● **WHAT TO DO**
Output every line of the data exactly as it appears.

● **MATERIAL FOR THIS EXERCISE**
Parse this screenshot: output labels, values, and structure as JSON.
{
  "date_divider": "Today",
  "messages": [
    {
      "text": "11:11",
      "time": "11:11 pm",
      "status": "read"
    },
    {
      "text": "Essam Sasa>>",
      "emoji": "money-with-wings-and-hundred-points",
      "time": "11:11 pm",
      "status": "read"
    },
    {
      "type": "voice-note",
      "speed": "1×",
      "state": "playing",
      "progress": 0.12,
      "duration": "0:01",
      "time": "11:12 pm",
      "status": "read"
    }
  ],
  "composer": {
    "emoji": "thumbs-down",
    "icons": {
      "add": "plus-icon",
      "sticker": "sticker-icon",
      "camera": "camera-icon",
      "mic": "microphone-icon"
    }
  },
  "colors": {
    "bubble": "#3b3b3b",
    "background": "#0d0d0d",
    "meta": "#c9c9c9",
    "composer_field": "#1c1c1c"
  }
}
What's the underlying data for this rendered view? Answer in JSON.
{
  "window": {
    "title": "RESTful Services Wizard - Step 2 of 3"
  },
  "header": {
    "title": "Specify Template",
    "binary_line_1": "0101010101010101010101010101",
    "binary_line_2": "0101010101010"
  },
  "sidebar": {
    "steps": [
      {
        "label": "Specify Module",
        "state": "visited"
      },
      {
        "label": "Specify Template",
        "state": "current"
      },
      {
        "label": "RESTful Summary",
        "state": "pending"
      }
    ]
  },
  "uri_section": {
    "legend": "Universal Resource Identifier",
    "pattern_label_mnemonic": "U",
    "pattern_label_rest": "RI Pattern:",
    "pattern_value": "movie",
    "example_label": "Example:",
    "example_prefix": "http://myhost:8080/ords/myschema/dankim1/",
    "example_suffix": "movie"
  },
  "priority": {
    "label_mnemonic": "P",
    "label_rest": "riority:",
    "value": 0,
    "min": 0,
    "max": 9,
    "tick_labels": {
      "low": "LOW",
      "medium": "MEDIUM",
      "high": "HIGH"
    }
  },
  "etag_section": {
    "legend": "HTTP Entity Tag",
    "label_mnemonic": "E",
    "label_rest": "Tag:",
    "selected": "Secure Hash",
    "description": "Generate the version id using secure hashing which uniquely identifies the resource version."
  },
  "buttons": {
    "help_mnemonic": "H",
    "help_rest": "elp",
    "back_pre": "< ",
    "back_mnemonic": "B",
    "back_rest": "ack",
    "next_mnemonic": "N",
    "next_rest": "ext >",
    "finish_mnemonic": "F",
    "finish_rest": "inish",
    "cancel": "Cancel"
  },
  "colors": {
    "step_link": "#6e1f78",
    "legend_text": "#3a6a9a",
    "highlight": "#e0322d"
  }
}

● **TASK OUTPUT**
Parse this screenshot: output labels, values, and structure as JSON.
{
  "date_divider": "Today",
  "messages": [
    {
      "text": "11:11",
      "time": "11:11 pm",
      "status": "read"
    },
    {
      "text": "Essam Sasa>>",
      "emoji": "money-with-wings-and-hundred-points",
      "time": "11:11 pm",
      "status": "read"
    },
    {
      "type": "voice-note",
      "speed": "1×",
      "state": "playing",
      "progress": 0.12,
      "duration": "0:01",
      "time": "11:12 pm",
      "status": "read"
    }
  ],
  "composer": {
    "emoji": "thumbs-down",
    "icons": {
      "add": "plus-icon",
      "sticker": "sticker-icon",
      "camera": "camera-icon",
      "mic": "microphone-icon"
    }
  },
  "colors": {
    "bubble": "#3b3b3b",
    "background": "#0d0d0d",
    "meta": "#c9c9c9",
    "composer_field": "#1c1c1c"
  }
}
What's the underlying data for this rendered view? Answer in JSON.
{
  "window": {
    "title": "RESTful Services Wizard - Step 2 of 3"
  },
  "header": {
    "title": "Specify Template",
    "binary_line_1": "0101010101010101010101010101",
    "binary_line_2": "0101010101010"
  },
  "sidebar": {
    "steps": [
      {
        "label": "Specify Module",
        "state": "visited"
      },
      {
        "label": "Specify Template",
        "state": "current"
      },
      {
        "label": "RESTful Summary",
        "state": "pending"
      }
    ]
  },
  "uri_section": {
    "legend": "Universal Resource Identifier",
    "pattern_label_mnemonic": "U",
    "pattern_label_rest": "RI Pattern:",
    "pattern_value": "movie",
    "example_label": "Example:",
    "example_prefix": "http://myhost:8080/ords/myschema/dankim1/",
    "example_suffix": "movie"
  },
  "priority": {
    "label_mnemonic": "P",
    "label_rest": "riority:",
    "value": 0,
    "min": 0,
    "max": 9,
    "tick_labels": {
      "low": "LOW",
      "medium": "MEDIUM",
      "high": "HIGH"
    }
  },
  "etag_section": {
    "legend": "HTTP Entity Tag",
    "label_mnemonic": "E",
    "label_rest": "Tag:",
    "selected": "Secure Hash",
    "description": "Generate the version id using secure hashing which uniquely identifies the resource version."
  },
  "buttons": {
    "help_mnemonic": "H",
    "help_rest": "elp",
    "back_pre": "< ",
    "back_mnemonic": "B",
    "back_rest": "ack",
    "next_mnemonic": "N",
    "next_rest": "ext >",
    "finish_mnemonic": "F",
    "finish_rest": "inish",
    "cancel": "Cancel"
  },
  "colors": {
    "step_link": "#6e1f78",
    "legend_text": "#3a6a9a",
    "highlight": "#e0322d"
  }
}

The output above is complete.